## Problem to solve
Write out the records again, exactly, leaving none out.

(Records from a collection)
※
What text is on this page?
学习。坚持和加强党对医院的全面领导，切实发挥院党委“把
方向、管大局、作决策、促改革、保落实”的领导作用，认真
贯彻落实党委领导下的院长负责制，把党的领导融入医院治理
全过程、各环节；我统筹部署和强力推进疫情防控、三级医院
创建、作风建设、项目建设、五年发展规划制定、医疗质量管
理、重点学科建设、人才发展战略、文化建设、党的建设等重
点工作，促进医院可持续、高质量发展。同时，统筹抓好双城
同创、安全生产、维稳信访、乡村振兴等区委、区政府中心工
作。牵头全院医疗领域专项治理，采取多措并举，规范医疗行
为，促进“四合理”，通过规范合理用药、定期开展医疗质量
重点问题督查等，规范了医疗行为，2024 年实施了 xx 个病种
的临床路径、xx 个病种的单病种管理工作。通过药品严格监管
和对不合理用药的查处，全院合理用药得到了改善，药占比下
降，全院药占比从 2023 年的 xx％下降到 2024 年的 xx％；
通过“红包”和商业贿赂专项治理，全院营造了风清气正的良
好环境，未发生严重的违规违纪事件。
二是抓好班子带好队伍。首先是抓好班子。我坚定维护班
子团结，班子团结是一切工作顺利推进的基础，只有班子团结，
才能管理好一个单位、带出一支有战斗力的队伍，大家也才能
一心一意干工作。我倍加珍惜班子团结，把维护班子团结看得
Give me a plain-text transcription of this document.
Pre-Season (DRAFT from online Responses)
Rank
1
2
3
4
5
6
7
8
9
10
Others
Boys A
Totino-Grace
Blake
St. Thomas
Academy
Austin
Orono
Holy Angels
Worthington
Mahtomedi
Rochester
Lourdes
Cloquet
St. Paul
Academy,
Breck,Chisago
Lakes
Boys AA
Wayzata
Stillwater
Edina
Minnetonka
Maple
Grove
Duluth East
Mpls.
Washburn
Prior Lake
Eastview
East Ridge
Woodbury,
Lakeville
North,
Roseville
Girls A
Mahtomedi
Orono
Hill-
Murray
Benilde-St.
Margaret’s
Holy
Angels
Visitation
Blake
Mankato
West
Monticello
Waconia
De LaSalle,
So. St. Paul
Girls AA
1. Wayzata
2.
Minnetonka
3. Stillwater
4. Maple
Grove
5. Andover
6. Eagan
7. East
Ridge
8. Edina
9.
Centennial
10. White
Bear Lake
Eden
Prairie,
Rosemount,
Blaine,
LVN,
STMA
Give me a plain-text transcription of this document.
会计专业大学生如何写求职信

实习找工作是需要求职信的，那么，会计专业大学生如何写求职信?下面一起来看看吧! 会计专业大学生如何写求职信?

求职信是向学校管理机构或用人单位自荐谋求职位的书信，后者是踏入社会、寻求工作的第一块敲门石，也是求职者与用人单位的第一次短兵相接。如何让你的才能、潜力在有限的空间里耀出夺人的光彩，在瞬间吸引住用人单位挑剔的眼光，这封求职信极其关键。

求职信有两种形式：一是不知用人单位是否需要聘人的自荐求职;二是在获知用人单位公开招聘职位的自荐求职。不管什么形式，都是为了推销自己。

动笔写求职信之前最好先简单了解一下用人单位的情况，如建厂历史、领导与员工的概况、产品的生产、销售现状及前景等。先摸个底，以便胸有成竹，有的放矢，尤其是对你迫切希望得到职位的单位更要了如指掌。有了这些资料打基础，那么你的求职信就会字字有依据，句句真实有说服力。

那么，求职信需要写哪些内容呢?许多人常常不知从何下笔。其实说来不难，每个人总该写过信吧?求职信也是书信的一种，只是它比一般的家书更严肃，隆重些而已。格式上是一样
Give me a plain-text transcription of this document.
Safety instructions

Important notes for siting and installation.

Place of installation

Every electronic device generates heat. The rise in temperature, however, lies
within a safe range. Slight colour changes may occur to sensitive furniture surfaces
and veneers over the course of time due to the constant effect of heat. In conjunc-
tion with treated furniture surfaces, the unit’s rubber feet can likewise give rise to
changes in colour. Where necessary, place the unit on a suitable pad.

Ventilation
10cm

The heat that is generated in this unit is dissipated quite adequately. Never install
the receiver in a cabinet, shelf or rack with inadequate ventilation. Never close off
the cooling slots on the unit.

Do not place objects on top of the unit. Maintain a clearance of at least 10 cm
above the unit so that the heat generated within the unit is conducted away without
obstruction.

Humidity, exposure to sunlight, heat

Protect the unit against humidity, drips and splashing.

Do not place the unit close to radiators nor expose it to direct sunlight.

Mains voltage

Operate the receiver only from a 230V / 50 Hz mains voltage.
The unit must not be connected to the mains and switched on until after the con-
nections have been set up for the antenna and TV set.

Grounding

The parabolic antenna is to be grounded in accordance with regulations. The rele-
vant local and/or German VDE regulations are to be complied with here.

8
※
## Response below
What text is on this page?
学习。坚持和加强党对医院的全面领导，切实发挥院党委“把
方向、管大局、作决策、促改革、保落实”的领导作用，认真
贯彻落实党委领导下的院长负责制，把党的领导融入医院治理
全过程、各环节；我统筹部署和强力推进疫情防控、三级医院
创建、作风建设、项目建设、五年发展规划制定、医疗质量管
理、重点学科建设、人才发展战略、文化建设、党的建设等重
点工作，促进医院可持续、高质量发展。同时，统筹抓好双城
同创、安全生产、维稳信访、乡村振兴等区委、区政府中心工
作。牵头全院医疗领域专项治理，采取多措并举，规范医疗行
为，促进“四合理”，通过规范合理用药、定期开展医疗质量
重点问题督查等，规范了医疗行为，2024 年实施了 xx 个病种
的临床路径、xx 个病种的单病种管理工作。通过药品严格监管
和对不合理用药的查处，全院合理用药得到了改善，药占比下
降，全院药占比从 2023 年的 xx％下降到 2024 年的 xx％；
通过“红包”和商业贿赂专项治理，全院营造了风清气正的良
好环境，未发生严重的违规违纪事件。
二是抓好班子带好队伍。首先是抓好班子。我坚定维护班
子团结，班子团结是一切工作顺利推进的基础，只有班子团结，
才能管理好一个单位、带出一支有战斗力的队伍，大家也才能
一心一意干工作。我倍加珍惜班子团结，把维护班子团结看得
Give me a plain-text transcription of this document.
Pre-Season (DRAFT from online Responses)
Rank
1
2
3
4
5
6
7
8
9
10
Others
Boys A
Totino-Grace
Blake
St. Thomas
Academy
Austin
Orono
Holy Angels
Worthington
Mahtomedi
Rochester
Lourdes
Cloquet
St. Paul
Academy,
Breck,Chisago
Lakes
Boys AA
Wayzata
Stillwater
Edina
Minnetonka
Maple
Grove
Duluth East
Mpls.
Washburn
Prior Lake
Eastview
East Ridge
Woodbury,
Lakeville
North,
Roseville
Girls A
Mahtomedi
Orono
Hill-
Murray
Benilde-St.
Margaret’s
Holy
Angels
Visitation
Blake
Mankato
West
Monticello
Waconia
De LaSalle,
So. St. Paul
Girls AA
1. Wayzata
2.
Minnetonka
3. Stillwater
4. Maple
Grove
5. Andover
6. Eagan
7. East
Ridge
8. Edina
9.
Centennial
10. White
Bear Lake
Eden
Prairie,
Rosemount,
Blaine,
LVN,
STMA
Give me a plain-text transcription of this document.
会计专业大学生如何写求职信

实习找工作是需要求职信的，那么，会计专业大学生如何写求职信?下面一起来看看吧! 会计专业大学生如何写求职信?

求职信是向学校管理机构或用人单位自荐谋求职位的书信，后者是踏入社会、寻求工作的第一块敲门石，也是求职者与用人单位的第一次短兵相接。如何让你的才能、潜力在有限的空间里耀出夺人的光彩，在瞬间吸引住用人单位挑剔的眼光，这封求职信极其关键。

求职信有两种形式：一是不知用人单位是否需要聘人的自荐求职;二是在获知用人单位公开招聘职位的自荐求职。不管什么形式，都是为了推销自己。

动笔写求职信之前最好先简单了解一下用人单位的情况，如建厂历史、领导与员工的概况、产品的生产、销售现状及前景等。先摸个底，以便胸有成竹，有的放矢，尤其是对你迫切希望得到职位的单位更要了如指掌。有了这些资料打基础，那么你的求职信就会字字有依据，句句真实有说服力。

那么，求职信需要写哪些内容呢?许多人常常不知从何下笔。其实说来不难，每个人总该写过信吧?求职信也是书信的一种，只是它比一般的家书更严肃，隆重些而已。格式上是一样
Give me a plain-text transcription of this document.
Safety instructions

Important notes for siting and installation.

Place of installation

Every electronic device generates heat. The rise in temperature, however, lies
within a safe range. Slight colour changes may occur to sensitive furniture surfaces
and veneers over the course of time due to the constant effect of heat. In conjunc-
tion with treated furniture surfaces, the unit’s rubber feet can likewise give rise to
changes in colour. Where necessary, place the unit on a suitable pad.

Ventilation
10cm

The heat that is generated in this unit is dissipated quite adequately. Never install
the receiver in a cabinet, shelf or rack with inadequate ventilation. Never close off
the cooling slots on the unit.

Do not place objects on top of the unit. Maintain a clearance of at least 10 cm
above the unit so that the heat generated within the unit is conducted away without
obstruction.

Humidity, exposure to sunlight, heat

Protect the unit against humidity, drips and splashing.

Do not place the unit close to radiators nor expose it to direct sunlight.

Mains voltage

Operate the receiver only from a 230V / 50 Hz mains voltage.
The unit must not be connected to the mains and switched on until after the con-
nections have been set up for the antenna and TV set.

Grounding

The parabolic antenna is to be grounded in accordance with regulations. The rele-
vant local and/or German VDE regulations are to be complied with here.

8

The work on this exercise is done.